_GOAL_
Return the athletic training aid patent claims below, reproducing the whole text word for word.

_SELECTED EXTRACT_
2. The athletic training aid of claim 1, further comprising a stance/target reference arm, said stance/target reference arm being pointed at a pre-selected target and situated to form delineation between a user and said athletic training aid.
3. The athletic training aid of claim 1, further comprising a tempo cue generator for producing a tempo cue, said tempo cue generator being activated by disruption of said at least one break beam.
4. The athletic training aid of claim 3, wherein said tempo cue comprises a sensory signal selected from the group consisting of sight, sound and somatosense.
5. The athletic training aid of claim 1, further comprising a component for recording speed of said at least one object capable of fluorescing under ultraviolet energy.
6. The athletic training aid of claim 5, wherein said component records speed of at least one object capable of fluorescing under ultraviolet energy across at least two break beams.
7. The athletic training aid of claim 1, further comprising locator marks to indicate correct positioning of said at least one object capable of fluorescing under ultraviolet energy.
8. The athletic training aid of claim 1, further comprising at least one laser module, wherein said at least one laser module generates at least one laser beam onto said designated area.
9. The athletic training aid of claim 3, wherein emission of said tempo cue after said disruption of said at least one break beam is variable as to speed.
10. The athletic training aid of claim 1 , further comprising at least one mirror for reflecting at least said UV energy onto said designated area.

_SOURCE MATERIAL_

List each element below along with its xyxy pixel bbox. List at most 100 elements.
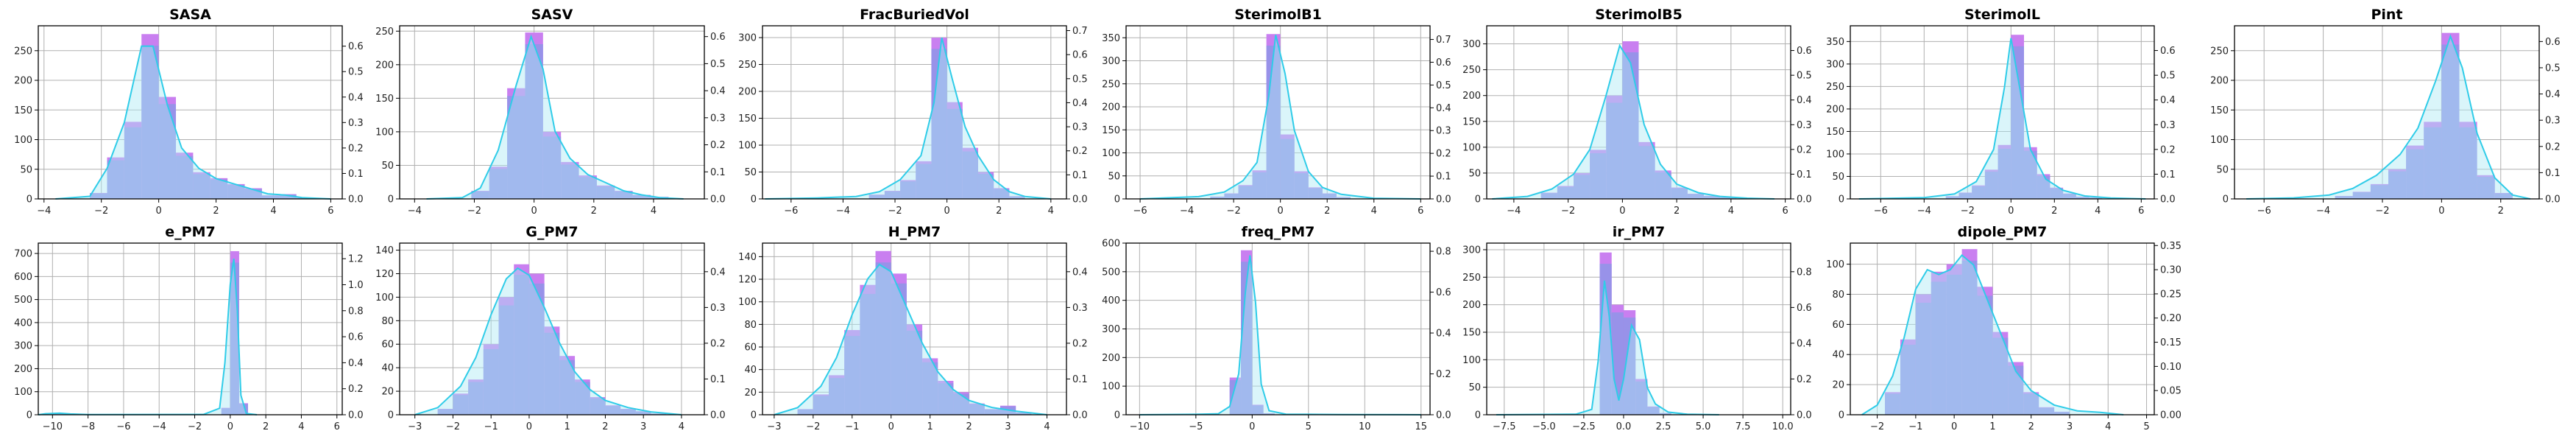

_FINAL RESULT_
2. The athletic training aid of claim 1, further comprising a stance/target reference arm, said stance/target reference arm being pointed at a pre-selected target and situated to form delineation between a user and said athletic training aid.
3. The athletic training aid of claim 1, further comprising a tempo cue generator for producing a tempo cue, said tempo cue generator being activated by disruption of said at least one break beam.
4. The athletic training aid of claim 3, wherein said tempo cue comprises a sensory signal selected from the group consisting of sight, sound and somatosense.
5. The athletic training aid of claim 1, further comprising a component for recording speed of said at least one object capable of fluorescing under ultraviolet energy.
6. The athletic training aid of claim 5, wherein said component records speed of at least one object capable of fluorescing under ultraviolet energy across at least two break beams.
7. The athletic training aid of claim 1, further comprising locator marks to indicate correct positioning of said at least one object capable of fluorescing under ultraviolet energy.
8. The athletic training aid of claim 1, further comprising at least one laser module, wherein said at least one laser module generates at least one laser beam onto said designated area.
9. The athletic training aid of claim 3, wherein emission of said tempo cue after said disruption of said at least one break beam is variable as to speed.
10. The athletic training aid of claim 1 , further comprising at least one mirror for reflecting at least said UV energy onto said designated area.